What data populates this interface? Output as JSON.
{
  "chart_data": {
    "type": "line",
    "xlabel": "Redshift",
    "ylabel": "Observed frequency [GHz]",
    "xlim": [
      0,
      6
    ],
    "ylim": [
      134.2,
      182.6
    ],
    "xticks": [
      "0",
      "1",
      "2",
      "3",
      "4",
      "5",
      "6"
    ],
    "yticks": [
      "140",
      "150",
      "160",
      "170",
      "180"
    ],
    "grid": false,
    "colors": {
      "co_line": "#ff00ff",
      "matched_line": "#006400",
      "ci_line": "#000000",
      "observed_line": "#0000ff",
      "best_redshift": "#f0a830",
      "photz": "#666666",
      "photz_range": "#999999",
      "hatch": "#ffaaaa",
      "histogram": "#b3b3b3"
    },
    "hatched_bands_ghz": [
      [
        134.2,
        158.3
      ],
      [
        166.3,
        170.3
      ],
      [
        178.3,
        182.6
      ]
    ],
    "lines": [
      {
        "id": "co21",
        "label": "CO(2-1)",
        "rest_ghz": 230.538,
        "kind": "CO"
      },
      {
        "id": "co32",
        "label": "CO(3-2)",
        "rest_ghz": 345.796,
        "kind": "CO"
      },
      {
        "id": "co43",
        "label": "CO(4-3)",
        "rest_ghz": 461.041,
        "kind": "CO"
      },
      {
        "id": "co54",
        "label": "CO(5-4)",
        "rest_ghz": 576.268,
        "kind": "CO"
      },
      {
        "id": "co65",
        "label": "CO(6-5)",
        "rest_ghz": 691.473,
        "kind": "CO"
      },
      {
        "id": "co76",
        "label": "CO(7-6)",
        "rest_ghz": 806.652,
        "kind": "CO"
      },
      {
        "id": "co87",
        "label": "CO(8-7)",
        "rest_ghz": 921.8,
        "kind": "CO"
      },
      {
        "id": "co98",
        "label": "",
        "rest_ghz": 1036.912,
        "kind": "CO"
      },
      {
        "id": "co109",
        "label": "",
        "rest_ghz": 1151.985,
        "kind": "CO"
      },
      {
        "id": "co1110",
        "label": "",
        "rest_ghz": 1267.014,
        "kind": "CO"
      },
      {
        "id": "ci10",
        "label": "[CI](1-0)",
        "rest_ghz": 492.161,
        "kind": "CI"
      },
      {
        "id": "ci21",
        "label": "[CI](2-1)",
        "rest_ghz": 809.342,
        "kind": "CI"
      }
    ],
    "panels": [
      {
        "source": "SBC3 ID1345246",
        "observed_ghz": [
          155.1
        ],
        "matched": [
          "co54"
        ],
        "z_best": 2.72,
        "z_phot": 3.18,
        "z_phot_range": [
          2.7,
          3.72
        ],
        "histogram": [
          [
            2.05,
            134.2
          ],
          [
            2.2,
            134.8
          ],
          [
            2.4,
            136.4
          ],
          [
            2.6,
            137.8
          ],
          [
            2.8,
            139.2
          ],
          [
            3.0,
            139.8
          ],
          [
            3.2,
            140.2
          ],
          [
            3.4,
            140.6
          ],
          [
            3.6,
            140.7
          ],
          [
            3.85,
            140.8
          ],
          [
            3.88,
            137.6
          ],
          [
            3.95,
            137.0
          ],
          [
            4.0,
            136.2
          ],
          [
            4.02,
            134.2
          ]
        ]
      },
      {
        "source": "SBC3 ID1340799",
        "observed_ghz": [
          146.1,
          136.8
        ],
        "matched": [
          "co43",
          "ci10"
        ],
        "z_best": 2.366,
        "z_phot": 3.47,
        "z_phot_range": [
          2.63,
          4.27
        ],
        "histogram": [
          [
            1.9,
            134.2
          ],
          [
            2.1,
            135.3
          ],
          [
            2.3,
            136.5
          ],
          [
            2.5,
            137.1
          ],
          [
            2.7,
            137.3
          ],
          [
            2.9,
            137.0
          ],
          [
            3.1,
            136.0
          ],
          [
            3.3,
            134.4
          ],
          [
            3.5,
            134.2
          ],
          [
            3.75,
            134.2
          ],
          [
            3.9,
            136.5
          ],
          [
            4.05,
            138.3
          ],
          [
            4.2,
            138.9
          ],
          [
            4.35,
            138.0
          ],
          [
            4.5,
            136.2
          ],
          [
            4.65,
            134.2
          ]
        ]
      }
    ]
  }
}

......

# [Given exercise]
Please set down all the data word for word.

# [Reply to the exercise]
What data populates this interface? Output as JSON.
{
  "chart_data": {
    "type": "line",
    "xlabel": "Redshift",
    "ylabel": "Observed frequency [GHz]",
    "xlim": [
      0,
      6
    ],
    "ylim": [
      134.2,
      182.6
    ],
    "xticks": [
      "0",
      "1",
      "2",
      "3",
      "4",
      "5",
      "6"
    ],
    "yticks": [
      "140",
      "150",
      "160",
      "170",
      "180"
    ],
    "grid": false,
    "colors": {
      "co_line": "#ff00ff",
      "matched_line": "#006400",
      "ci_line": "#000000",
      "observed_line": "#0000ff",
      "best_redshift": "#f0a830",
      "photz": "#666666",
      "photz_range": "#999999",
      "hatch": "#ffaaaa",
      "histogram": "#b3b3b3"
    },
    "hatched_bands_ghz": [
      [
        134.2,
        158.3
      ],
      [
        166.3,
        170.3
      ],
      [
        178.3,
        182.6
      ]
    ],
    "lines": [
      {
        "id": "co21",
        "label": "CO(2-1)",
        "rest_ghz": 230.538,
        "kind": "CO"
      },
      {
        "id": "co32",
        "label": "CO(3-2)",
        "rest_ghz": 345.796,
        "kind": "CO"
      },
      {
        "id": "co43",
        "label": "CO(4-3)",
        "rest_ghz": 461.041,
        "kind": "CO"
      },
      {
        "id": "co54",
        "label": "CO(5-4)",
        "rest_ghz": 576.268,
        "kind": "CO"
      },
      {
        "id": "co65",
        "label": "CO(6-5)",
        "rest_ghz": 691.473,
        "kind": "CO"
      },
      {
        "id": "co76",
        "label": "CO(7-6)",
        "rest_ghz": 806.652,
        "kind": "CO"
      },
      {
        "id": "co87",
        "label": "CO(8-7)",
        "rest_ghz": 921.8,
        "kind": "CO"
      },
      {
        "id": "co98",
        "label": "",
        "rest_ghz": 1036.912,
        "kind": "CO"
      },
      {
        "id": "co109",
        "label": "",
        "rest_ghz": 1151.985,
        "kind": "CO"
      },
      {
        "id": "co1110",
        "label": "",
        "rest_ghz": 1267.014,
        "kind": "CO"
      },
      {
        "id": "ci10",
        "label": "[CI](1-0)",
        "rest_ghz": 492.161,
        "kind": "CI"
      },
      {
        "id": "ci21",
        "label": "[CI](2-1)",
        "rest_ghz": 809.342,
        "kind": "CI"
      }
    ],
    "panels": [
      {
        "source": "SBC3 ID1345246",
        "observed_ghz": [
          155.1
        ],
        "matched": [
          "co54"
        ],
        "z_best": 2.72,
        "z_phot": 3.18,
        "z_phot_range": [
          2.7,
          3.72
        ],
        "histogram": [
          [
            2.05,
            134.2
          ],
          [
            2.2,
            134.8
          ],
          [
            2.4,
            136.4
          ],
          [
            2.6,
            137.8
          ],
          [
            2.8,
            139.2
          ],
          [
            3.0,
            139.8
          ],
          [
            3.2,
            140.2
          ],
          [
            3.4,
            140.6
          ],
          [
            3.6,
            140.7
          ],
          [
            3.85,
            140.8
          ],
          [
            3.88,
            137.6
          ],
          [
            3.95,
            137.0
          ],
          [
            4.0,
            136.2
          ],
          [
            4.02,
            134.2
          ]
        ]
      },
      {
        "source": "SBC3 ID1340799",
        "observed_ghz": [
          146.1,
          136.8
        ],
        "matched": [
          "co43",
          "ci10"
        ],
        "z_best": 2.366,
        "z_phot": 3.47,
        "z_phot_range": [
          2.63,
          4.27
        ],
        "histogram": [
          [
            1.9,
            134.2
          ],
          [
            2.1,
            135.3
          ],
          [
            2.3,
            136.5
          ],
          [
            2.5,
            137.1
          ],
          [
            2.7,
            137.3
          ],
          [
            2.9,
            137.0
          ],
          [
            3.1,
            136.0
          ],
          [
            3.3,
            134.4
          ],
          [
            3.5,
            134.2
          ],
          [
            3.75,
            134.2
          ],
          [
            3.9,
            136.5
          ],
          [
            4.05,
            138.3
          ],
          [
            4.2,
            138.9
          ],
          [
            4.35,
            138.0
          ],
          [
            4.5,
            136.2
          ],
          [
            4.65,
            134.2
          ]
        ]
      }
    ]
  }
}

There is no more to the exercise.